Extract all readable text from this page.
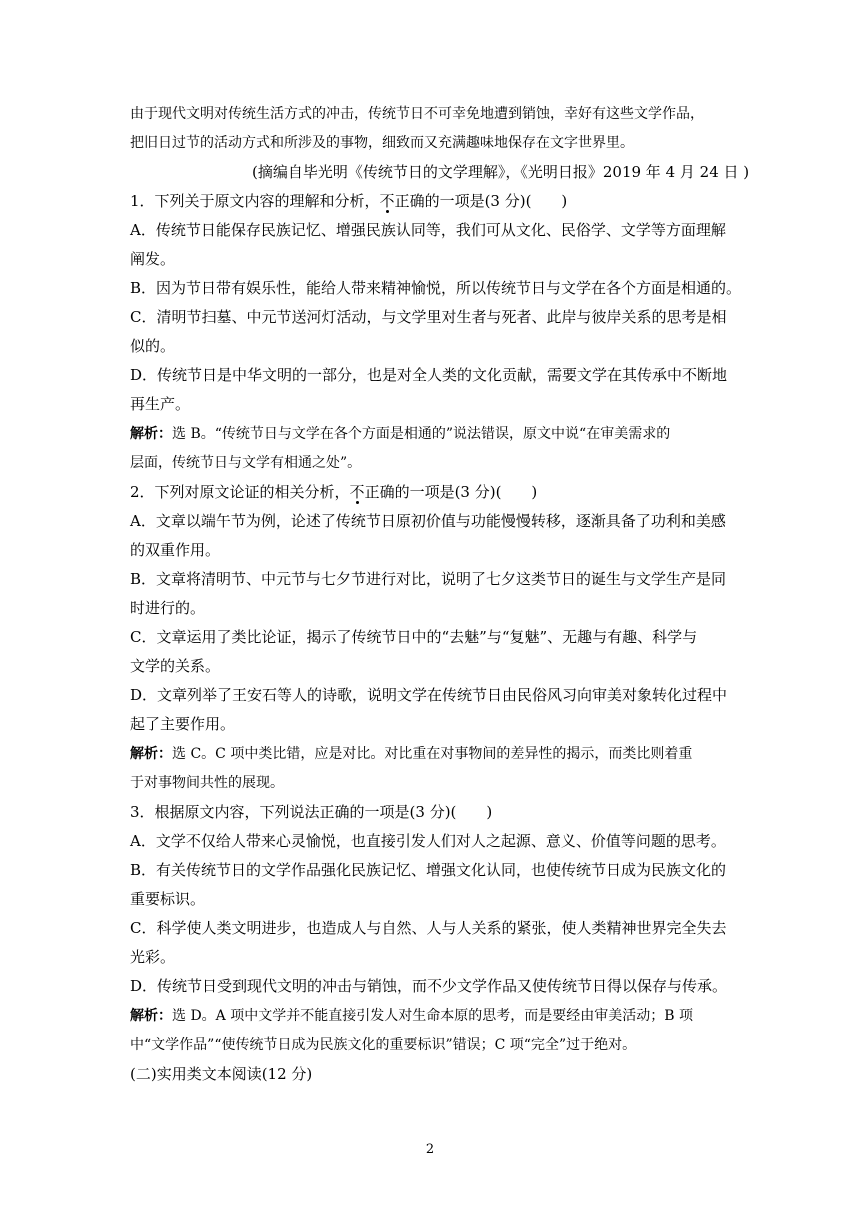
由于现代文明对传统生活方式的冲击，传统节日不可幸免地遭到销蚀，幸好有这些文学作品，

把旧日过节的活动方式和所涉及的事物，细致而又充满趣味地保存在文字世界里。

(摘编自毕光明《传统节日的文学理解》，《光明日报》2019 年 4 月 24 日 )

1．下列关于原文内容的理解和分析，不正确的一项是(3 分)(　　)

A．传统节日能保存民族记忆、增强民族认同等，我们可从文化、民俗学、文学等方面理解

阐发。

B．因为节日带有娱乐性，能给人带来精神愉悦，所以传统节日与文学在各个方面是相通的。

C．清明节扫墓、中元节送河灯活动，与文学里对生者与死者、此岸与彼岸关系的思考是相

似的。

D．传统节日是中华文明的一部分，也是对全人类的文化贡献，需要文学在其传承中不断地

再生产。

解析：选 B。“传统节日与文学在各个方面是相通的”说法错误，原文中说“在审美需求的

层面，传统节日与文学有相通之处”。

2．下列对原文论证的相关分析，不正确的一项是(3 分)(　　)

A．文章以端午节为例，论述了传统节日原初价值与功能慢慢转移，逐渐具备了功利和美感

的双重作用。

B．文章将清明节、中元节与七夕节进行对比，说明了七夕这类节日的诞生与文学生产是同

时进行的。

C．文章运用了类比论证，揭示了传统节日中的“去魅”与“复魅”、无趣与有趣、科学与

文学的关系。

D．文章列举了王安石等人的诗歌，说明文学在传统节日由民俗风习向审美对象转化过程中

起了主要作用。

解析：选 C。C 项中类比错，应是对比。对比重在对事物间的差异性的揭示，而类比则着重

于对事物间共性的展现。

3．根据原文内容，下列说法正确的一项是(3 分)(　　)

A．文学不仅给人带来心灵愉悦，也直接引发人们对人之起源、意义、价值等问题的思考。

B．有关传统节日的文学作品强化民族记忆、增强文化认同，也使传统节日成为民族文化的

重要标识。

C．科学使人类文明进步，也造成人与自然、人与人关系的紧张，使人类精神世界完全失去

光彩。

D．传统节日受到现代文明的冲击与销蚀，而不少文学作品又使传统节日得以保存与传承。

解析：选 D。A 项中文学并不能直接引发人对生命本原的思考，而是要经由审美活动；B 项

中“文学作品”“使传统节日成为民族文化的重要标识”错误；C 项“完全”过于绝对。

(二)实用类文本阅读(12 分)

2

## TASK STATEMENT
Locate the lines above that hold the word "不正确的一项是". Show every one of them.

## THE ANSWER
1．下列关于原文内容的理解和分析，不正确的一项是(3 分)(　　)
2．下列对原文论证的相关分析，不正确的一项是(3 分)(　　)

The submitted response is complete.